To do
Go through the entries below and collect each line with the string "geheime" in it.
Start of Record list
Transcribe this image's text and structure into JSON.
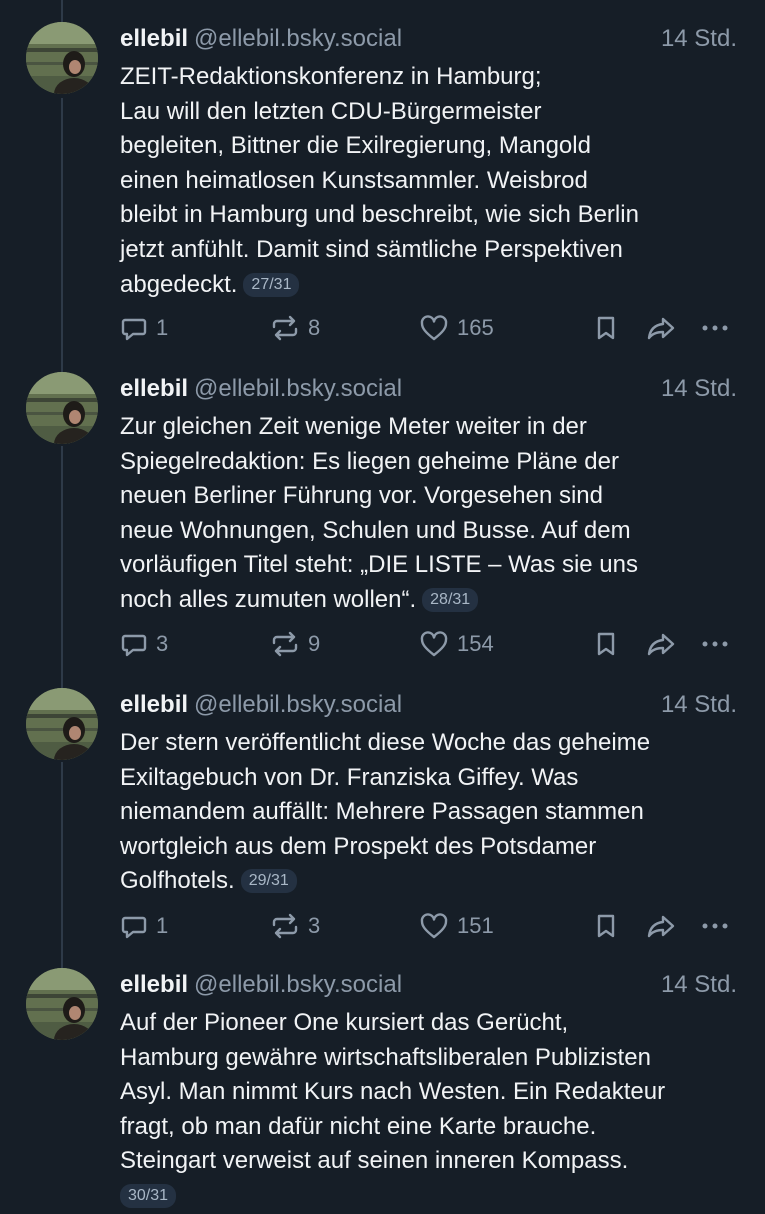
{
  "posts": [
    {
      "author": "ellebil",
      "handle": "@ellebil.bsky.social",
      "time": "14 Std.",
      "lines": [
        "ZEIT-Redaktionskonferenz in Hamburg;",
        "Lau will den letzten CDU-Bürgermeister",
        "begleiten, Bittner die Exilregierung, Mangold",
        "einen heimatlosen Kunstsammler. Weisbrod",
        "bleibt in Hamburg und beschreibt, wie sich Berlin",
        "jetzt anfühlt. Damit sind sämtliche Perspektiven",
        "abgedeckt."
      ],
      "counter": "27/31",
      "replies": "1",
      "reposts": "8",
      "likes": "165"
    },
    {
      "author": "ellebil",
      "handle": "@ellebil.bsky.social",
      "time": "14 Std.",
      "lines": [
        "Zur gleichen Zeit wenige Meter weiter in der",
        "Spiegelredaktion: Es liegen geheime Pläne der",
        "neuen Berliner Führung vor. Vorgesehen sind",
        "neue Wohnungen, Schulen und Busse. Auf dem",
        "vorläufigen Titel steht: „DIE LISTE – Was sie uns",
        "noch alles zumuten wollen“."
      ],
      "counter": "28/31",
      "replies": "3",
      "reposts": "9",
      "likes": "154"
    },
    {
      "author": "ellebil",
      "handle": "@ellebil.bsky.social",
      "time": "14 Std.",
      "lines": [
        "Der stern veröffentlicht diese Woche das geheime",
        "Exiltagebuch von Dr. Franziska Giffey. Was",
        "niemandem auffällt: Mehrere Passagen stammen",
        "wortgleich aus dem Prospekt des Potsdamer",
        "Golfhotels."
      ],
      "counter": "29/31",
      "replies": "1",
      "reposts": "3",
      "likes": "151"
    },
    {
      "author": "ellebil",
      "handle": "@ellebil.bsky.social",
      "time": "14 Std.",
      "lines": [
        "Auf der Pioneer One kursiert das Gerücht,",
        "Hamburg gewähre wirtschaftsliberalen Publizisten",
        "Asyl. Man nimmt Kurs nach Westen. Ein Redakteur",
        "fragt, ob man dafür nicht eine Karte brauche.",
        "Steingart verweist auf seinen inneren Kompass."
      ],
      "counter": "30/31"
    }
  ],
  "icons": {
    "reply": "reply-icon",
    "repost": "repost-icon",
    "like": "heart-icon",
    "bookmark": "bookmark-icon",
    "share": "share-icon",
    "more": "more-icon"
  },
  "colors": {
    "background": "#161e27",
    "text": "#f1f3f5",
    "muted": "#8d9aa9",
    "badge": "#243142"
  }
}
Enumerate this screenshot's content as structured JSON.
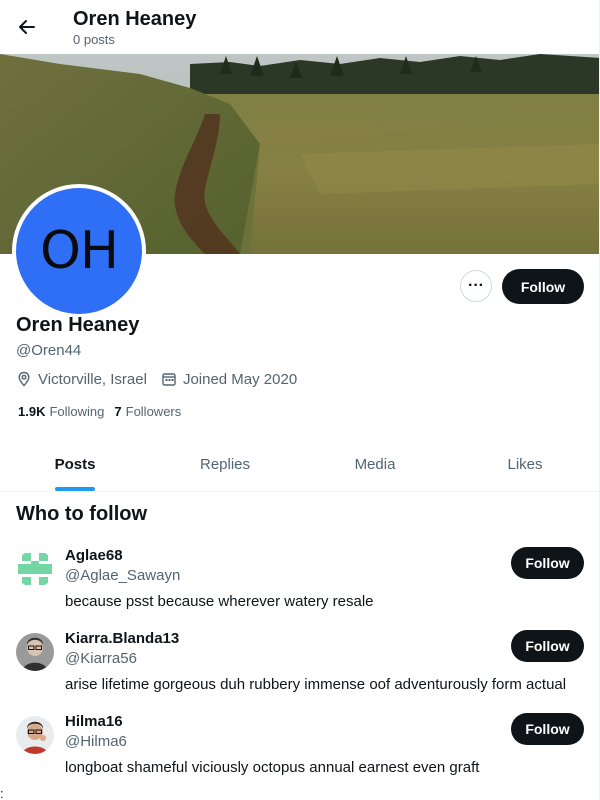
{
  "header": {
    "title": "Oren Heaney",
    "subtitle": "0 posts"
  },
  "profile": {
    "avatar_initials": "OH",
    "avatar_color": "#2f6ff5",
    "display_name": "Oren Heaney",
    "handle": "@Oren44",
    "location": "Victorville, Israel",
    "joined": "Joined May 2020",
    "following_count": "1.9K",
    "following_label": "Following",
    "followers_count": "7",
    "followers_label": "Followers",
    "more_label": "···",
    "follow_label": "Follow"
  },
  "tabs": [
    {
      "label": "Posts",
      "active": true
    },
    {
      "label": "Replies",
      "active": false
    },
    {
      "label": "Media",
      "active": false
    },
    {
      "label": "Likes",
      "active": false
    }
  ],
  "who_to_follow": {
    "title": "Who to follow",
    "users": [
      {
        "name": "Aglae68",
        "handle": "@Aglae_Sawayn",
        "bio": "because psst because wherever watery resale",
        "follow_label": "Follow"
      },
      {
        "name": "Kiarra.Blanda13",
        "handle": "@Kiarra56",
        "bio": "arise lifetime gorgeous duh rubbery immense oof adventurously form actual",
        "follow_label": "Follow"
      },
      {
        "name": "Hilma16",
        "handle": "@Hilma6",
        "bio": "longboat shameful viciously octopus annual earnest even graft",
        "follow_label": "Follow"
      }
    ]
  },
  "stray_text": ":",
  "colors": {
    "accent": "#1d9bf0",
    "button_dark": "#0f1419",
    "secondary_text": "#536471"
  }
}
End of Record list
Finished answer
        "Spiegelredaktion: Es liegen geheime Pläne der",
        "Der stern veröffentlicht diese Woche das geheime",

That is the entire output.